◆ **Directive**
Pictures do not belong in the copy; restate the records below word for word.

(Recorded data)
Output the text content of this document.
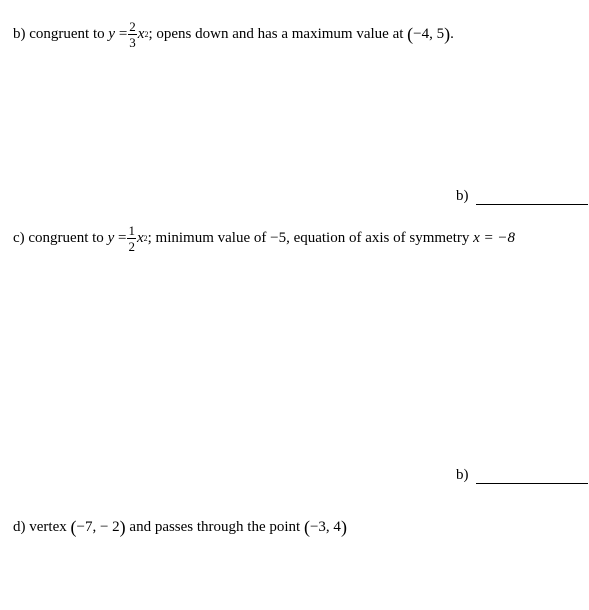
b) congruent to $y = \frac{2}{3}$ x 2 ; opens down and has a maximum value at ( −4, 5 ) .
b)
c) congruent to $y = \frac{1}{2}$ x 2 ; minimum value of −5, equation of axis of symmetry x = −8
b)
d) vertex ( −7, − 2 ) and passes through the point ( −3, 4 )
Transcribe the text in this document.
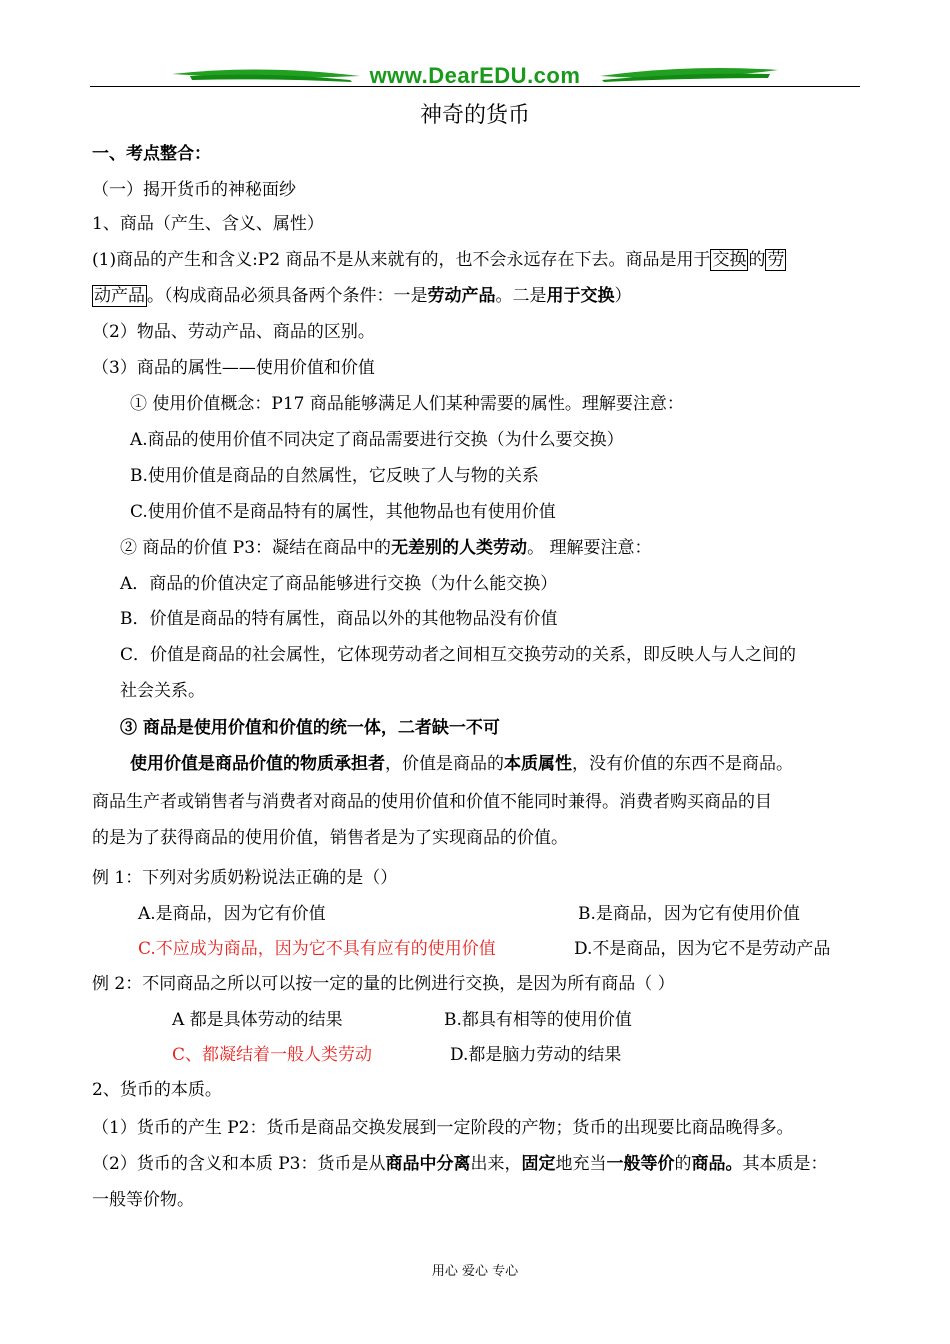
www.DearEDU.com
神奇的货币
一、考点整合：
（一）揭开货币的神秘面纱
1、商品（产生、含义、属性）
(1)商品的产生和含义:P2 商品不是从来就有的，也不会永远存在下去。商品是用于 交换 的 劳
动产品 。（构成商品必须具备两个条件：一是劳动产品。二是用于交换）
（2）物品、劳动产品、商品的区别。
（3）商品的属性——使用价值和价值
① 使用价值概念：P17 商品能够满足人们某种需要的属性。理解要注意：
A.商品的使用价值不同决定了商品需要进行交换（为什么要交换）
B.使用价值是商品的自然属性，它反映了人与物的关系
C.使用价值不是商品特有的属性，其他物品也有使用价值
② 商品的价值 P3：凝结在商品中的无差别的人类劳动。 理解要注意：
A．商品的价值决定了商品能够进行交换（为什么能交换）
B．价值是商品的特有属性，商品以外的其他物品没有价值
C．价值是商品的社会属性，它体现劳动者之间相互交换劳动的关系，即反映人与人之间的
社会关系。
③ 商品是使用价值和价值的统一体，二者缺一不可
使用价值是商品价值的物质承担者，价值是商品的本质属性，没有价值的东西不是商品。
商品生产者或销售者与消费者对商品的使用价值和价值不能同时兼得。消费者购买商品的目
的是为了获得商品的使用价值，销售者是为了实现商品的价值。
例 1：下列对劣质奶粉说法正确的是（）
A.是商品，因为它有价值	B.是商品，因为它有使用价值
C.不应成为商品，因为它不具有应有的使用价值	D.不是商品，因为它不是劳动产品
例 2：不同商品之所以可以按一定的量的比例进行交换，是因为所有商品（ ）
A 都是具体劳动的结果	B.都具有相等的使用价值
C、都凝结着一般人类劳动	D.都是脑力劳动的结果
2、货币的本质。
（1）货币的产生 P2：货币是商品交换发展到一定阶段的产物；货币的出现要比商品晚得多。
（2）货币的含义和本质 P3：货币是从商品中分离出来，固定地充当一般等价的商品。其本质是：
一般等价物。
用心 爱心 专心
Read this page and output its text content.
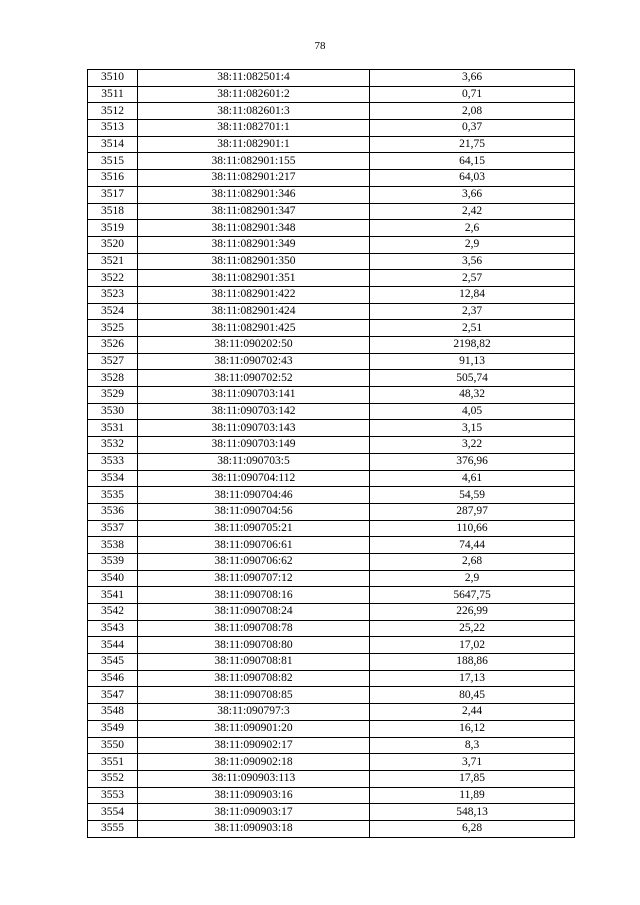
78
3510	38:11:082501:4	3,66
3511	38:11:082601:2	0,71
3512	38:11:082601:3	2,08
3513	38:11:082701:1	0,37
3514	38:11:082901:1	21,75
3515	38:11:082901:155	64,15
3516	38:11:082901:217	64,03
3517	38:11:082901:346	3,66
3518	38:11:082901:347	2,42
3519	38:11:082901:348	2,6
3520	38:11:082901:349	2,9
3521	38:11:082901:350	3,56
3522	38:11:082901:351	2,57
3523	38:11:082901:422	12,84
3524	38:11:082901:424	2,37
3525	38:11:082901:425	2,51
3526	38:11:090202:50	2198,82
3527	38:11:090702:43	91,13
3528	38:11:090702:52	505,74
3529	38:11:090703:141	48,32
3530	38:11:090703:142	4,05
3531	38:11:090703:143	3,15
3532	38:11:090703:149	3,22
3533	38:11:090703:5	376,96
3534	38:11:090704:112	4,61
3535	38:11:090704:46	54,59
3536	38:11:090704:56	287,97
3537	38:11:090705:21	110,66
3538	38:11:090706:61	74,44
3539	38:11:090706:62	2,68
3540	38:11:090707:12	2,9
3541	38:11:090708:16	5647,75
3542	38:11:090708:24	226,99
3543	38:11:090708:78	25,22
3544	38:11:090708:80	17,02
3545	38:11:090708:81	188,86
3546	38:11:090708:82	17,13
3547	38:11:090708:85	80,45
3548	38:11:090797:3	2,44
3549	38:11:090901:20	16,12
3550	38:11:090902:17	8,3
3551	38:11:090902:18	3,71
3552	38:11:090903:113	17,85
3553	38:11:090903:16	11,89
3554	38:11:090903:17	548,13
3555	38:11:090903:18	6,28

◆ **Answer in full**
Output the text content of this document.
b) congruent to $y = \frac{2}{3}$ x 2 ; opens down and has a maximum value at ( −4, 5 ) .
b)
c) congruent to $y = \frac{1}{2}$ x 2 ; minimum value of −5, equation of axis of symmetry x = −8
b)
d) vertex ( −7, − 2 ) and passes through the point ( −3, 4 )
Transcribe the text in this document.
www.DearEDU.com
神奇的货币
一、考点整合：
（一）揭开货币的神秘面纱
1、商品（产生、含义、属性）
(1)商品的产生和含义:P2 商品不是从来就有的，也不会永远存在下去。商品是用于 交换 的 劳
动产品 。（构成商品必须具备两个条件：一是劳动产品。二是用于交换）
（2）物品、劳动产品、商品的区别。
（3）商品的属性——使用价值和价值
① 使用价值概念：P17 商品能够满足人们某种需要的属性。理解要注意：
A.商品的使用价值不同决定了商品需要进行交换（为什么要交换）
B.使用价值是商品的自然属性，它反映了人与物的关系
C.使用价值不是商品特有的属性，其他物品也有使用价值
② 商品的价值 P3：凝结在商品中的无差别的人类劳动。 理解要注意：
A．商品的价值决定了商品能够进行交换（为什么能交换）
B．价值是商品的特有属性，商品以外的其他物品没有价值
C．价值是商品的社会属性，它体现劳动者之间相互交换劳动的关系，即反映人与人之间的
社会关系。
③ 商品是使用价值和价值的统一体，二者缺一不可
使用价值是商品价值的物质承担者，价值是商品的本质属性，没有价值的东西不是商品。
商品生产者或销售者与消费者对商品的使用价值和价值不能同时兼得。消费者购买商品的目
的是为了获得商品的使用价值，销售者是为了实现商品的价值。
例 1：下列对劣质奶粉说法正确的是（）
A.是商品，因为它有价值	B.是商品，因为它有使用价值
C.不应成为商品，因为它不具有应有的使用价值	D.不是商品，因为它不是劳动产品
例 2：不同商品之所以可以按一定的量的比例进行交换，是因为所有商品（ ）
A 都是具体劳动的结果	B.都具有相等的使用价值
C、都凝结着一般人类劳动	D.都是脑力劳动的结果
2、货币的本质。
（1）货币的产生 P2：货币是商品交换发展到一定阶段的产物；货币的出现要比商品晚得多。
（2）货币的含义和本质 P3：货币是从商品中分离出来，固定地充当一般等价的商品。其本质是：
一般等价物。
用心 爱心 专心
Read this page and output its text content.
78
3510	38:11:082501:4	3,66
3511	38:11:082601:2	0,71
3512	38:11:082601:3	2,08
3513	38:11:082701:1	0,37
3514	38:11:082901:1	21,75
3515	38:11:082901:155	64,15
3516	38:11:082901:217	64,03
3517	38:11:082901:346	3,66
3518	38:11:082901:347	2,42
3519	38:11:082901:348	2,6
3520	38:11:082901:349	2,9
3521	38:11:082901:350	3,56
3522	38:11:082901:351	2,57
3523	38:11:082901:422	12,84
3524	38:11:082901:424	2,37
3525	38:11:082901:425	2,51
3526	38:11:090202:50	2198,82
3527	38:11:090702:43	91,13
3528	38:11:090702:52	505,74
3529	38:11:090703:141	48,32
3530	38:11:090703:142	4,05
3531	38:11:090703:143	3,15
3532	38:11:090703:149	3,22
3533	38:11:090703:5	376,96
3534	38:11:090704:112	4,61
3535	38:11:090704:46	54,59
3536	38:11:090704:56	287,97
3537	38:11:090705:21	110,66
3538	38:11:090706:61	74,44
3539	38:11:090706:62	2,68
3540	38:11:090707:12	2,9
3541	38:11:090708:16	5647,75
3542	38:11:090708:24	226,99
3543	38:11:090708:78	25,22
3544	38:11:090708:80	17,02
3545	38:11:090708:81	188,86
3546	38:11:090708:82	17,13
3547	38:11:090708:85	80,45
3548	38:11:090797:3	2,44
3549	38:11:090901:20	16,12
3550	38:11:090902:17	8,3
3551	38:11:090902:18	3,71
3552	38:11:090903:113	17,85
3553	38:11:090903:16	11,89
3554	38:11:090903:17	548,13
3555	38:11:090903:18	6,28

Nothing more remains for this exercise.